_REQUEST_
Write the entries below out again exactly; any picture in them stays out.

_Excerpt from a dataset_
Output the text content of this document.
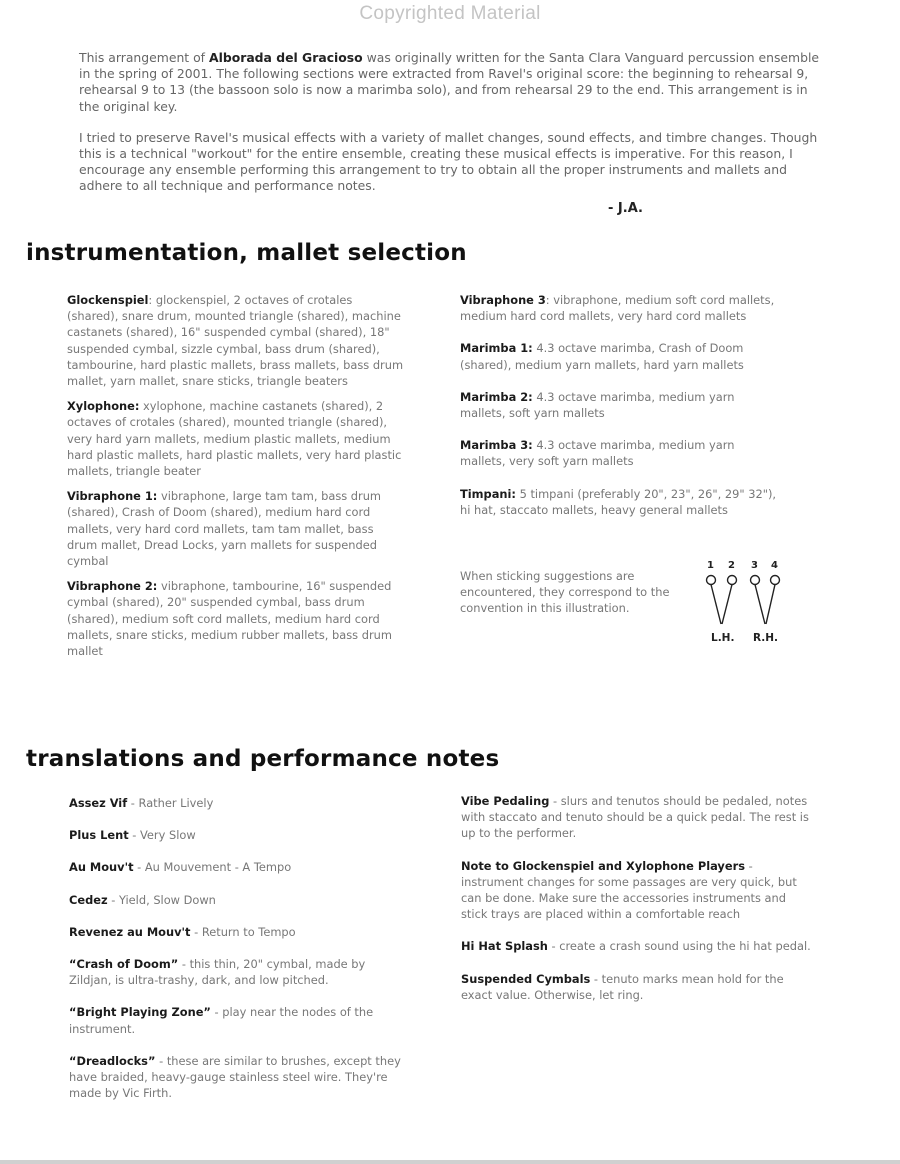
Copyrighted Material

This arrangement of Alborada del Gracioso was originally written for the Santa Clara Vanguard percussion ensemble in the spring of 2001. The following sections were extracted from Ravel's original score: the beginning to rehearsal 9, rehearsal 9 to 13 (the bassoon solo is now a marimba solo), and from rehearsal 29 to the end. This arrangement is in the original key.

I tried to preserve Ravel's musical effects with a variety of mallet changes, sound effects, and timbre changes. Though this is a technical "workout" for the entire ensemble, creating these musical effects is imperative. For this reason, I encourage any ensemble performing this arrangement to try to obtain all the proper instruments and mallets and adhere to all technique and performance notes.

- J.A.
instrumentation, mallet selection

Glockenspiel: glockenspiel, 2 octaves of crotales (shared), snare drum, mounted triangle (shared), machine castanets (shared), 16" suspended cymbal (shared), 18" suspended cymbal, sizzle cymbal, bass drum (shared), tambourine, hard plastic mallets, brass mallets, bass drum mallet, yarn mallet, snare sticks, triangle beaters

Xylophone: xylophone, machine castanets (shared), 2 octaves of crotales (shared), mounted triangle (shared), very hard yarn mallets, medium plastic mallets, medium hard plastic mallets, hard plastic mallets, very hard plastic mallets, triangle beater

Vibraphone 1: vibraphone, large tam tam, bass drum (shared), Crash of Doom (shared), medium hard cord mallets, very hard cord mallets, tam tam mallet, bass drum mallet, Dread Locks, yarn mallets for suspended cymbal

Vibraphone 2: vibraphone, tambourine, 16" suspended cymbal (shared), 20" suspended cymbal, bass drum (shared), medium soft cord mallets, medium hard cord mallets, snare sticks, medium rubber mallets, bass drum mallet

Vibraphone 3: vibraphone, medium soft cord mallets, medium hard cord mallets, very hard cord mallets

Marimba 1: 4.3 octave marimba, Crash of Doom (shared), medium yarn mallets, hard yarn mallets

Marimba 2: 4.3 octave marimba, medium yarn mallets, soft yarn mallets

Marimba 3: 4.3 octave marimba, medium yarn mallets, very soft yarn mallets

Timpani: 5 timpani (preferably 20", 23", 26", 29" 32"), hi hat, staccato mallets, heavy general mallets

When sticking suggestions are encountered, they correspond to the convention in this illustration.
1 2 3 4
L.H. R.H.
translations and performance notes

Assez Vif - Rather Lively

Plus Lent - Very Slow

Au Mouv't - Au Mouvement - A Tempo

Cedez - Yield, Slow Down

Revenez au Mouv't - Return to Tempo

“Crash of Doom” - this thin, 20" cymbal, made by Zildjan, is ultra-trashy, dark, and low pitched.

“Bright Playing Zone” - play near the nodes of the instrument.

“Dreadlocks” - these are similar to brushes, except they have braided, heavy-gauge stainless steel wire. They're made by Vic Firth.

Vibe Pedaling - slurs and tenutos should be pedaled, notes with staccato and tenuto should be a quick pedal. The rest is up to the performer.

Note to Glockenspiel and Xylophone Players - instrument changes for some passages are very quick, but can be done. Make sure the accessories instruments and stick trays are placed within a comfortable reach

Hi Hat Splash - create a crash sound using the hi hat pedal.

Suspended Cymbals - tenuto marks mean hold for the exact value. Otherwise, let ring.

_SOLUTION FOR THIS TASK_
Output the text content of this document.
Copyrighted Material

This arrangement of Alborada del Gracioso was originally written for the Santa Clara Vanguard percussion ensemble in the spring of 2001. The following sections were extracted from Ravel's original score: the beginning to rehearsal 9, rehearsal 9 to 13 (the bassoon solo is now a marimba solo), and from rehearsal 29 to the end. This arrangement is in the original key.

I tried to preserve Ravel's musical effects with a variety of mallet changes, sound effects, and timbre changes. Though this is a technical "workout" for the entire ensemble, creating these musical effects is imperative. For this reason, I encourage any ensemble performing this arrangement to try to obtain all the proper instruments and mallets and adhere to all technique and performance notes.

- J.A.
instrumentation, mallet selection

Glockenspiel: glockenspiel, 2 octaves of crotales (shared), snare drum, mounted triangle (shared), machine castanets (shared), 16" suspended cymbal (shared), 18" suspended cymbal, sizzle cymbal, bass drum (shared), tambourine, hard plastic mallets, brass mallets, bass drum mallet, yarn mallet, snare sticks, triangle beaters

Xylophone: xylophone, machine castanets (shared), 2 octaves of crotales (shared), mounted triangle (shared), very hard yarn mallets, medium plastic mallets, medium hard plastic mallets, hard plastic mallets, very hard plastic mallets, triangle beater

Vibraphone 1: vibraphone, large tam tam, bass drum (shared), Crash of Doom (shared), medium hard cord mallets, very hard cord mallets, tam tam mallet, bass drum mallet, Dread Locks, yarn mallets for suspended cymbal

Vibraphone 2: vibraphone, tambourine, 16" suspended cymbal (shared), 20" suspended cymbal, bass drum (shared), medium soft cord mallets, medium hard cord mallets, snare sticks, medium rubber mallets, bass drum mallet

Vibraphone 3: vibraphone, medium soft cord mallets, medium hard cord mallets, very hard cord mallets

Marimba 1: 4.3 octave marimba, Crash of Doom (shared), medium yarn mallets, hard yarn mallets

Marimba 2: 4.3 octave marimba, medium yarn mallets, soft yarn mallets

Marimba 3: 4.3 octave marimba, medium yarn mallets, very soft yarn mallets

Timpani: 5 timpani (preferably 20", 23", 26", 29" 32"), hi hat, staccato mallets, heavy general mallets

When sticking suggestions are encountered, they correspond to the convention in this illustration.
1 2 3 4
L.H. R.H.
translations and performance notes

Assez Vif - Rather Lively

Plus Lent - Very Slow

Au Mouv't - Au Mouvement - A Tempo

Cedez - Yield, Slow Down

Revenez au Mouv't - Return to Tempo

“Crash of Doom” - this thin, 20" cymbal, made by Zildjan, is ultra-trashy, dark, and low pitched.

“Bright Playing Zone” - play near the nodes of the instrument.

“Dreadlocks” - these are similar to brushes, except they have braided, heavy-gauge stainless steel wire. They're made by Vic Firth.

Vibe Pedaling - slurs and tenutos should be pedaled, notes with staccato and tenuto should be a quick pedal. The rest is up to the performer.

Note to Glockenspiel and Xylophone Players - instrument changes for some passages are very quick, but can be done. Make sure the accessories instruments and stick trays are placed within a comfortable reach

Hi Hat Splash - create a crash sound using the hi hat pedal.

Suspended Cymbals - tenuto marks mean hold for the exact value. Otherwise, let ring.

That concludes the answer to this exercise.